What you need to do: The exercise asks you to copy every line below in which "components" appears.
+++ Records to use
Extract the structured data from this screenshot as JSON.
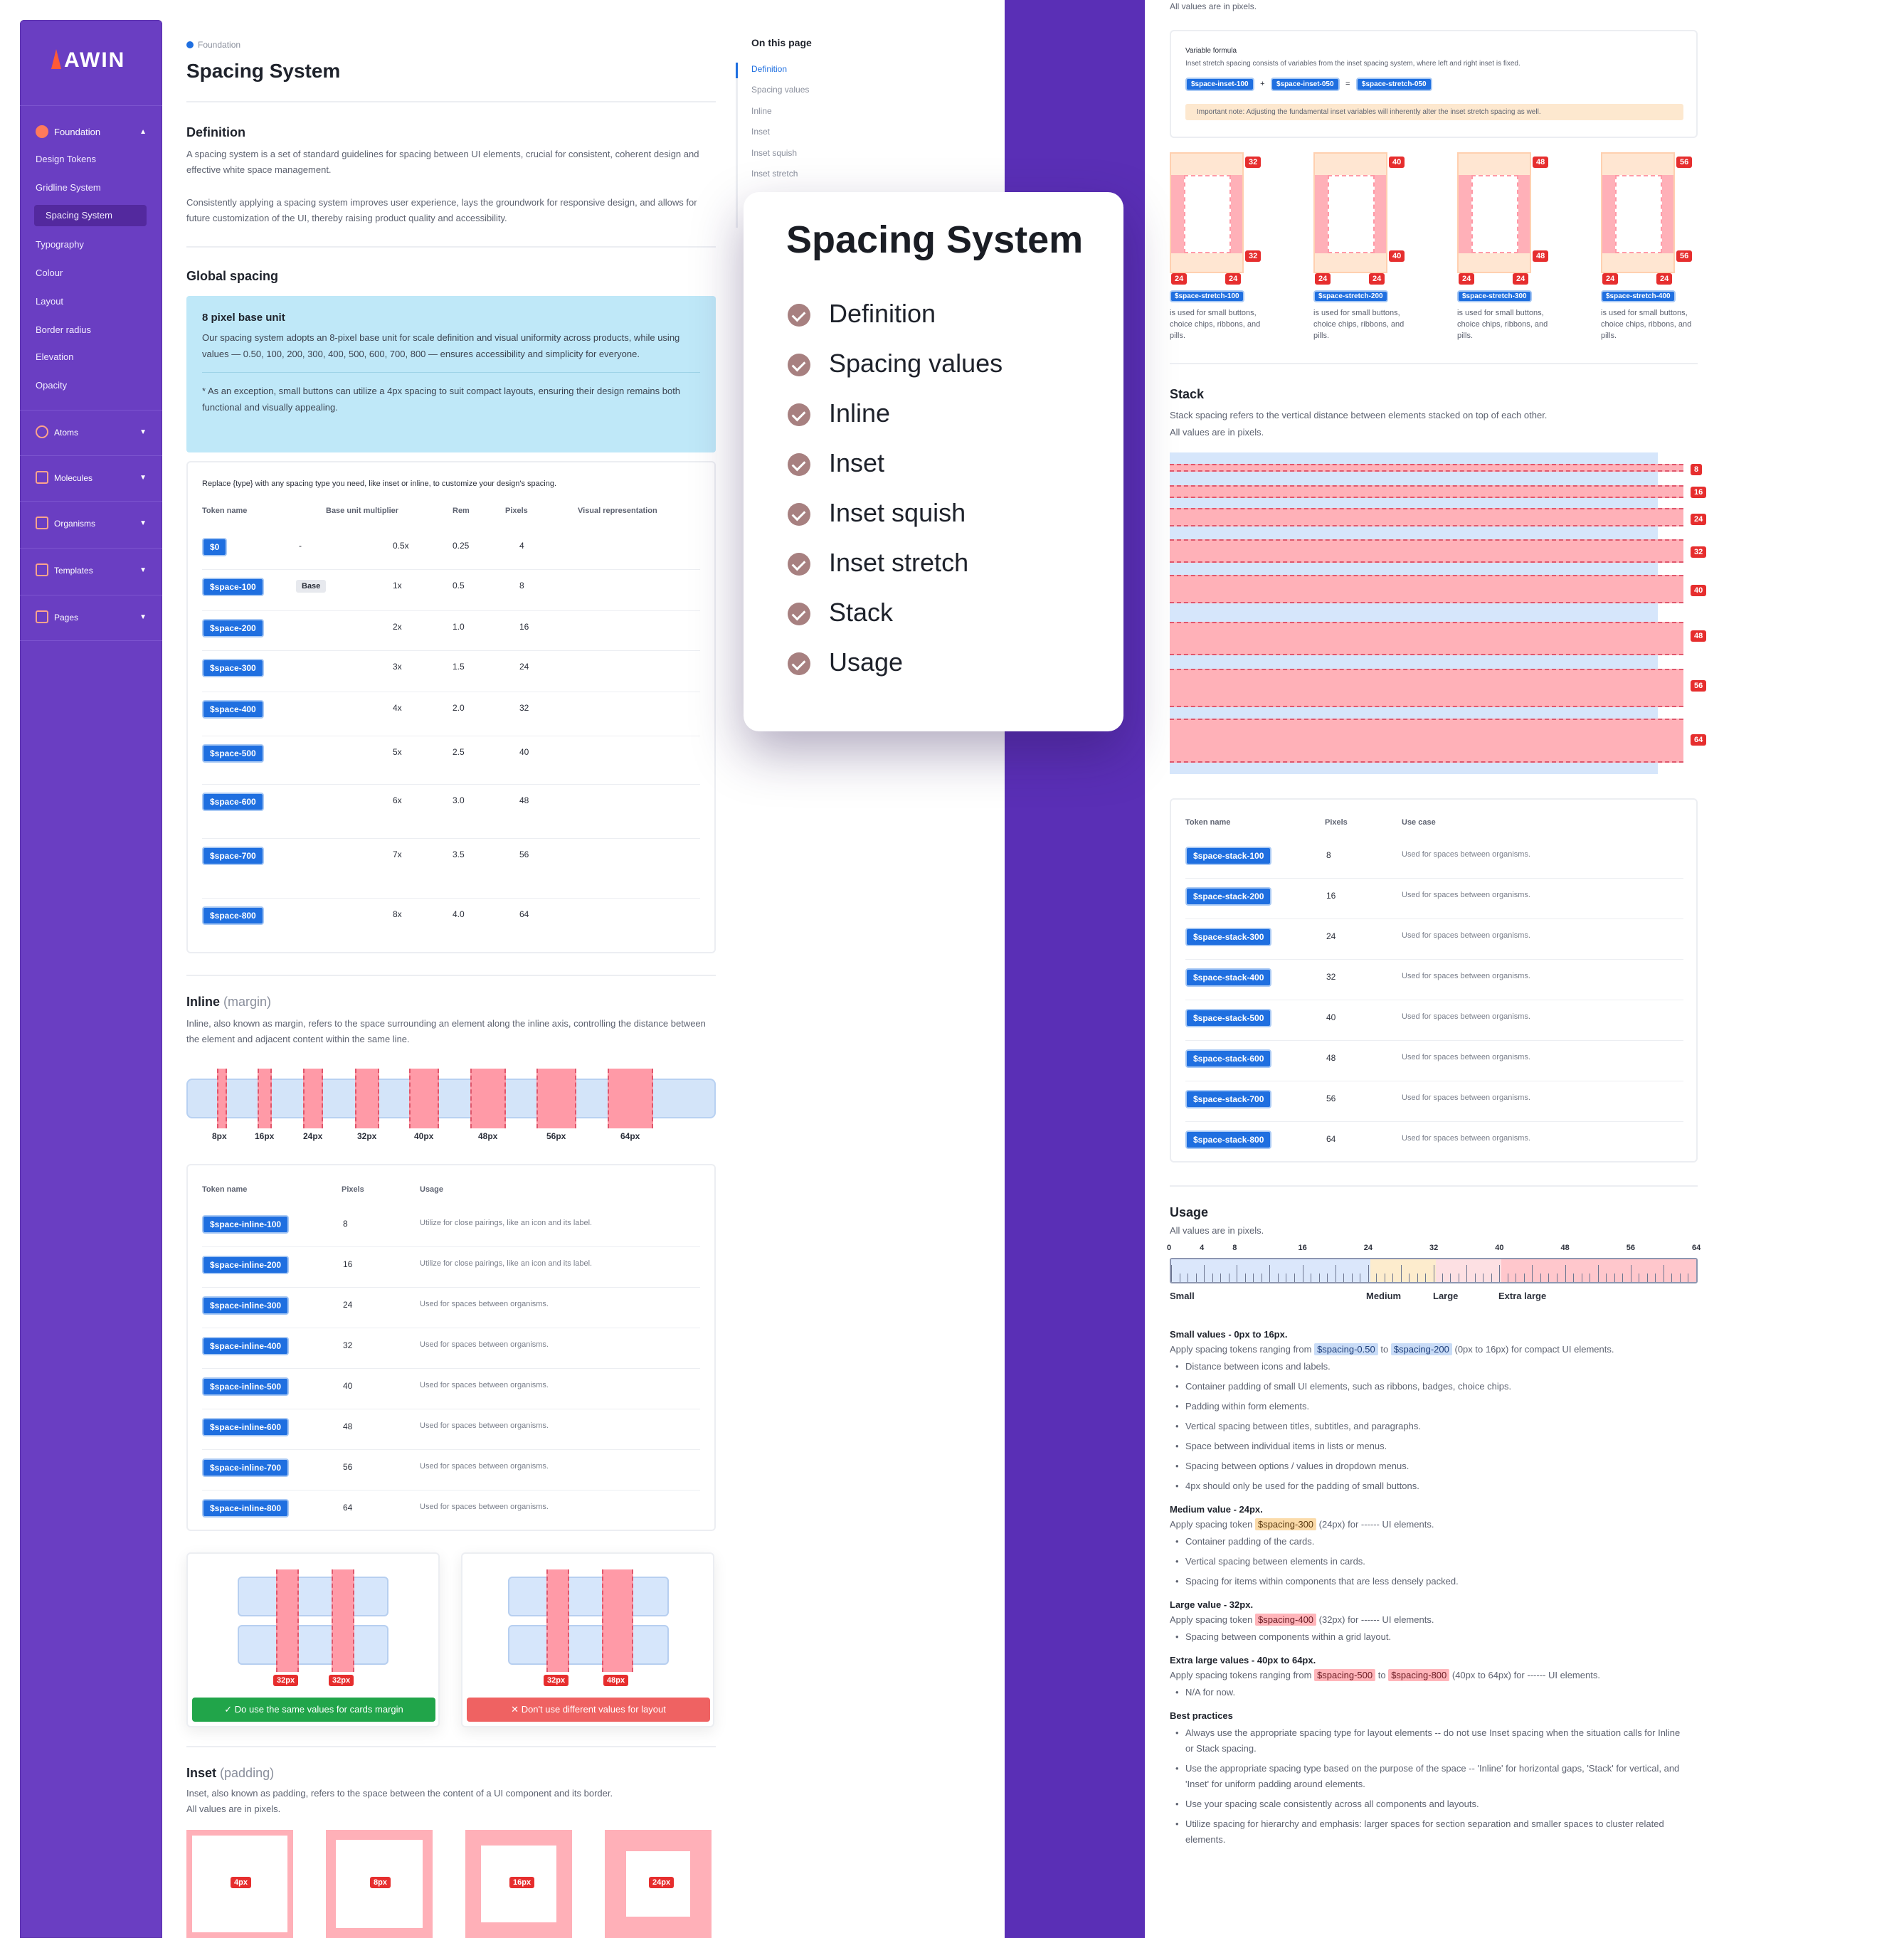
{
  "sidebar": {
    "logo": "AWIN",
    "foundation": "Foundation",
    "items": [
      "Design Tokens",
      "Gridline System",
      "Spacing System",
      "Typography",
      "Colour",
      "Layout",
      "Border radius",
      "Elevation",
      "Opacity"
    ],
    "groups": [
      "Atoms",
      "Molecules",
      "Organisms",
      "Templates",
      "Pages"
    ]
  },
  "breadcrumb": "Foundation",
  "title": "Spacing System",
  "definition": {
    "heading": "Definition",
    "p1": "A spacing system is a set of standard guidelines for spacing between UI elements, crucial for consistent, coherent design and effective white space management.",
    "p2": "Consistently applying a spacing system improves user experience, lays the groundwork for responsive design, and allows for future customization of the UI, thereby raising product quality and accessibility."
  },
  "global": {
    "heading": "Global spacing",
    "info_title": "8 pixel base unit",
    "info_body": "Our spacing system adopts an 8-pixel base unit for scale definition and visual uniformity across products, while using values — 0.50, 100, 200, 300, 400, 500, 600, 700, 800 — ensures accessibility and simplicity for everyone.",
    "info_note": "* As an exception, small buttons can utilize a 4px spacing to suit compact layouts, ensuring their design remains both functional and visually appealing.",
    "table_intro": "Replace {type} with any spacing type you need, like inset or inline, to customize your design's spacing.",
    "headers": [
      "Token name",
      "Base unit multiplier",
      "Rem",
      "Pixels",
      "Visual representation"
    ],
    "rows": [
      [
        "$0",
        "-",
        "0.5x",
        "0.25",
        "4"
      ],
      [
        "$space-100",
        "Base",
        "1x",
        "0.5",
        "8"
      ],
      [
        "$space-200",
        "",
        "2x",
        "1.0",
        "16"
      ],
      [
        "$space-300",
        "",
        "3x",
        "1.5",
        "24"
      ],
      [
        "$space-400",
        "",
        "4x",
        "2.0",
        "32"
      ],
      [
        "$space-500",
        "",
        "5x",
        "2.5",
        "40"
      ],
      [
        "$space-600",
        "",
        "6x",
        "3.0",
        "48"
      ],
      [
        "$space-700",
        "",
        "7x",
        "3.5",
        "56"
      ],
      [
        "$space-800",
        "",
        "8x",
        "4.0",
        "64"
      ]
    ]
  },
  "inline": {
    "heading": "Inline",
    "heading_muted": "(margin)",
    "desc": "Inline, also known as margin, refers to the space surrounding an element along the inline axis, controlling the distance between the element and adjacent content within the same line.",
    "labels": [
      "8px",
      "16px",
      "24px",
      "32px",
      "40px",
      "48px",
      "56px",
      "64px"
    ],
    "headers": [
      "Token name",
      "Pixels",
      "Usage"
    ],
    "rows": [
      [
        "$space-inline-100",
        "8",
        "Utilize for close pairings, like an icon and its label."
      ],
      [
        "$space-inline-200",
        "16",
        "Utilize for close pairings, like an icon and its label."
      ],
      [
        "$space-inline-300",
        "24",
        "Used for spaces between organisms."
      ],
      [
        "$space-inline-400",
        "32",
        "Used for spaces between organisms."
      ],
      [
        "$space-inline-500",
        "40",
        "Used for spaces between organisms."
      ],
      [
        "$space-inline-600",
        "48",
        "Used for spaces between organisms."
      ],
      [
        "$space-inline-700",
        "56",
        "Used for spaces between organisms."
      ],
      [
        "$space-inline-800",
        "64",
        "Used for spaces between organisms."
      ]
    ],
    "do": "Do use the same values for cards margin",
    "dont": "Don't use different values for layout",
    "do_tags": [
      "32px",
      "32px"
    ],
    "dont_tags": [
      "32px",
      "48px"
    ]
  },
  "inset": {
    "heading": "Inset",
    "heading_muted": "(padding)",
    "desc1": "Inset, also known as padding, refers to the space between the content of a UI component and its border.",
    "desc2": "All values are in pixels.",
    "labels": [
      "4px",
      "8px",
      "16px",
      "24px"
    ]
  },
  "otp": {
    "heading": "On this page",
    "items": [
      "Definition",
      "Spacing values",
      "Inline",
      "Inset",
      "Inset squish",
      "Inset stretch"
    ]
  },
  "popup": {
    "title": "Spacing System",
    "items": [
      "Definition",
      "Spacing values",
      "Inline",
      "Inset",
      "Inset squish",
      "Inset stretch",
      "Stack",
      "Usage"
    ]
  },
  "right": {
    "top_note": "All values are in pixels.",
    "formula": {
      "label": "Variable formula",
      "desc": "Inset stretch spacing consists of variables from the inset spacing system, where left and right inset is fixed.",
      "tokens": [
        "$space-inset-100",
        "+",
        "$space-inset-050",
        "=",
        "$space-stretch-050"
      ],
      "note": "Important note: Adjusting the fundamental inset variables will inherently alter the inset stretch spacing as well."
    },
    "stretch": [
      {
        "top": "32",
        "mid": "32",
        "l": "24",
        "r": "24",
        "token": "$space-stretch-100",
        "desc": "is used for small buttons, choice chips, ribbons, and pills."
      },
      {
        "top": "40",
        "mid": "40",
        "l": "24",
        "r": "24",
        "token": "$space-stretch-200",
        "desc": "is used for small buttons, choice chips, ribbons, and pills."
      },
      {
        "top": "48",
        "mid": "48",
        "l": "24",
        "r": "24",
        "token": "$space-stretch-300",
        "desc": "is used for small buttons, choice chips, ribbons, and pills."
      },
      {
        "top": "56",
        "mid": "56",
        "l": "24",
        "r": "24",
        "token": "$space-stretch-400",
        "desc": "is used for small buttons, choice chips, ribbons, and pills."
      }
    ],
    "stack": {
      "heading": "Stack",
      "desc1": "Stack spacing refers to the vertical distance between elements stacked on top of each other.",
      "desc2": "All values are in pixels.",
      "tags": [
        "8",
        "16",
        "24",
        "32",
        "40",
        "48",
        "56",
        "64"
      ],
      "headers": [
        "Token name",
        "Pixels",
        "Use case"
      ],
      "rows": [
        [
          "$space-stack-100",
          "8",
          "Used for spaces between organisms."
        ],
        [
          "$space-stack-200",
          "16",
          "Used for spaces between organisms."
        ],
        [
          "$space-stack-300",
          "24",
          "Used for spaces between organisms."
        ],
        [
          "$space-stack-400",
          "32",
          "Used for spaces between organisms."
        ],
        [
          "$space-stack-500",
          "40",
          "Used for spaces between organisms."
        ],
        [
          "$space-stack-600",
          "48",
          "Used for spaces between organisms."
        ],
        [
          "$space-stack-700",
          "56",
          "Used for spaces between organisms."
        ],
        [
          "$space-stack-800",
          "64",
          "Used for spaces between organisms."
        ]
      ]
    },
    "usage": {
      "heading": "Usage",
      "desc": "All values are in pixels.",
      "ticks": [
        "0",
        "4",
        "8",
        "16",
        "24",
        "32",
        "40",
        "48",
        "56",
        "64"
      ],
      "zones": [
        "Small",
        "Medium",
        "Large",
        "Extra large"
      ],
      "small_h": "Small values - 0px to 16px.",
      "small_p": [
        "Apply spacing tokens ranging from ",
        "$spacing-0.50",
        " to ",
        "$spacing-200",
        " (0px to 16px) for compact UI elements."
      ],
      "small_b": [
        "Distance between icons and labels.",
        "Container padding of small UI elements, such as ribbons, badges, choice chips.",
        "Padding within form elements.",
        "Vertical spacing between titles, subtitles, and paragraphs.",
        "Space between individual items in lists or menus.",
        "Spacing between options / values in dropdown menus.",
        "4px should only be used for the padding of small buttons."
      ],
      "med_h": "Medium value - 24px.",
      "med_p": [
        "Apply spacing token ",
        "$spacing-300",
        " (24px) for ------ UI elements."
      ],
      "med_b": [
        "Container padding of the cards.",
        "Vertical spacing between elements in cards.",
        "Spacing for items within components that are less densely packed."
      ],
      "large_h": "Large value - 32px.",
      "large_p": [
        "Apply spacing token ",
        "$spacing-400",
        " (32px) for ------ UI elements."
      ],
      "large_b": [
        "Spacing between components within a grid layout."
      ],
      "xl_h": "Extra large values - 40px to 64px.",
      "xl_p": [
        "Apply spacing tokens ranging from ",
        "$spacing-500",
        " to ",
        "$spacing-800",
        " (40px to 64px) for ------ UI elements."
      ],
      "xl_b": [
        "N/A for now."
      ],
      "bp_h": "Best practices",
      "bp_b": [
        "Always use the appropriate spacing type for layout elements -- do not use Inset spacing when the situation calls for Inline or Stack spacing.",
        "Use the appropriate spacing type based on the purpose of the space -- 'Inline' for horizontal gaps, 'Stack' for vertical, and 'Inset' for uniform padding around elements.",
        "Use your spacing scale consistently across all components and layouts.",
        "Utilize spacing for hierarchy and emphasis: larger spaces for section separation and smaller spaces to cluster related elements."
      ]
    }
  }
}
++++++
The response:
        "Spacing for items within components that are less densely packed."
        "Spacing between components within a grid layout."
        "Use your spacing scale consistently across all components and layouts.",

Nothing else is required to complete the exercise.